» **TASK TO CARRY OUT**: Reproduce each line exactly, including spacing and punctuation.

________________________________________

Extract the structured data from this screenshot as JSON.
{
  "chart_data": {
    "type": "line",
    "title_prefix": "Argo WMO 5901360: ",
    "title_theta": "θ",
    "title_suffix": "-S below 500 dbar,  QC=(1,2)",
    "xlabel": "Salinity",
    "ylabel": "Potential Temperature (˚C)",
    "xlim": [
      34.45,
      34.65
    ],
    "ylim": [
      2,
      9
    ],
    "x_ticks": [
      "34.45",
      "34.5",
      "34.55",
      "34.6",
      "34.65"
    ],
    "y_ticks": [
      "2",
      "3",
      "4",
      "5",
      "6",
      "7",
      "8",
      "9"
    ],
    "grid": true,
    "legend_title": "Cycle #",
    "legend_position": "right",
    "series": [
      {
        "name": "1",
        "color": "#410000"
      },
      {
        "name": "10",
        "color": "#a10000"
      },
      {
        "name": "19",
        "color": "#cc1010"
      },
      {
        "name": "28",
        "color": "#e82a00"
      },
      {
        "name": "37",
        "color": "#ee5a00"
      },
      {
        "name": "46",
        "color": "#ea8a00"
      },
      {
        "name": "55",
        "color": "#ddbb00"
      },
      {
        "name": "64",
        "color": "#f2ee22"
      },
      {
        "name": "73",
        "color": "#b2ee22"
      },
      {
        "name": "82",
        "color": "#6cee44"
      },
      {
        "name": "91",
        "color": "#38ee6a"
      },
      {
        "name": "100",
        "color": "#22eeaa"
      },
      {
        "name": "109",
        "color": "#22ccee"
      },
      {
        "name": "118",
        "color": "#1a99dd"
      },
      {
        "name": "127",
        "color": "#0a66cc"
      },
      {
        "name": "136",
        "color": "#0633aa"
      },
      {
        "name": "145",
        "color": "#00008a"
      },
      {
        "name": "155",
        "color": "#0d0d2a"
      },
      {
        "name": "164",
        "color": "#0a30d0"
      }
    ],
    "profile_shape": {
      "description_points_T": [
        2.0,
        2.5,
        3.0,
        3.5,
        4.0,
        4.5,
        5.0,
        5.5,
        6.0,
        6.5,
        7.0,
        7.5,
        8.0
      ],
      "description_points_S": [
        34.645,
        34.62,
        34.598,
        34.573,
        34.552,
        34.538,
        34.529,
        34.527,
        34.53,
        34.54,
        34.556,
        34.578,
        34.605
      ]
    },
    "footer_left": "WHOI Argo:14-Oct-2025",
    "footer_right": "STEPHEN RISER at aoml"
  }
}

________________________________________

» **RESULT OF THIS EXERCISE**:
Extract the structured data from this screenshot as JSON.
{
  "chart_data": {
    "type": "line",
    "title_prefix": "Argo WMO 5901360: ",
    "title_theta": "θ",
    "title_suffix": "-S below 500 dbar,  QC=(1,2)",
    "xlabel": "Salinity",
    "ylabel": "Potential Temperature (˚C)",
    "xlim": [
      34.45,
      34.65
    ],
    "ylim": [
      2,
      9
    ],
    "x_ticks": [
      "34.45",
      "34.5",
      "34.55",
      "34.6",
      "34.65"
    ],
    "y_ticks": [
      "2",
      "3",
      "4",
      "5",
      "6",
      "7",
      "8",
      "9"
    ],
    "grid": true,
    "legend_title": "Cycle #",
    "legend_position": "right",
    "series": [
      {
        "name": "1",
        "color": "#410000"
      },
      {
        "name": "10",
        "color": "#a10000"
      },
      {
        "name": "19",
        "color": "#cc1010"
      },
      {
        "name": "28",
        "color": "#e82a00"
      },
      {
        "name": "37",
        "color": "#ee5a00"
      },
      {
        "name": "46",
        "color": "#ea8a00"
      },
      {
        "name": "55",
        "color": "#ddbb00"
      },
      {
        "name": "64",
        "color": "#f2ee22"
      },
      {
        "name": "73",
        "color": "#b2ee22"
      },
      {
        "name": "82",
        "color": "#6cee44"
      },
      {
        "name": "91",
        "color": "#38ee6a"
      },
      {
        "name": "100",
        "color": "#22eeaa"
      },
      {
        "name": "109",
        "color": "#22ccee"
      },
      {
        "name": "118",
        "color": "#1a99dd"
      },
      {
        "name": "127",
        "color": "#0a66cc"
      },
      {
        "name": "136",
        "color": "#0633aa"
      },
      {
        "name": "145",
        "color": "#00008a"
      },
      {
        "name": "155",
        "color": "#0d0d2a"
      },
      {
        "name": "164",
        "color": "#0a30d0"
      }
    ],
    "profile_shape": {
      "description_points_T": [
        2.0,
        2.5,
        3.0,
        3.5,
        4.0,
        4.5,
        5.0,
        5.5,
        6.0,
        6.5,
        7.0,
        7.5,
        8.0
      ],
      "description_points_S": [
        34.645,
        34.62,
        34.598,
        34.573,
        34.552,
        34.538,
        34.529,
        34.527,
        34.53,
        34.54,
        34.556,
        34.578,
        34.605
      ]
    },
    "footer_left": "WHOI Argo:14-Oct-2025",
    "footer_right": "STEPHEN RISER at aoml"
  }
}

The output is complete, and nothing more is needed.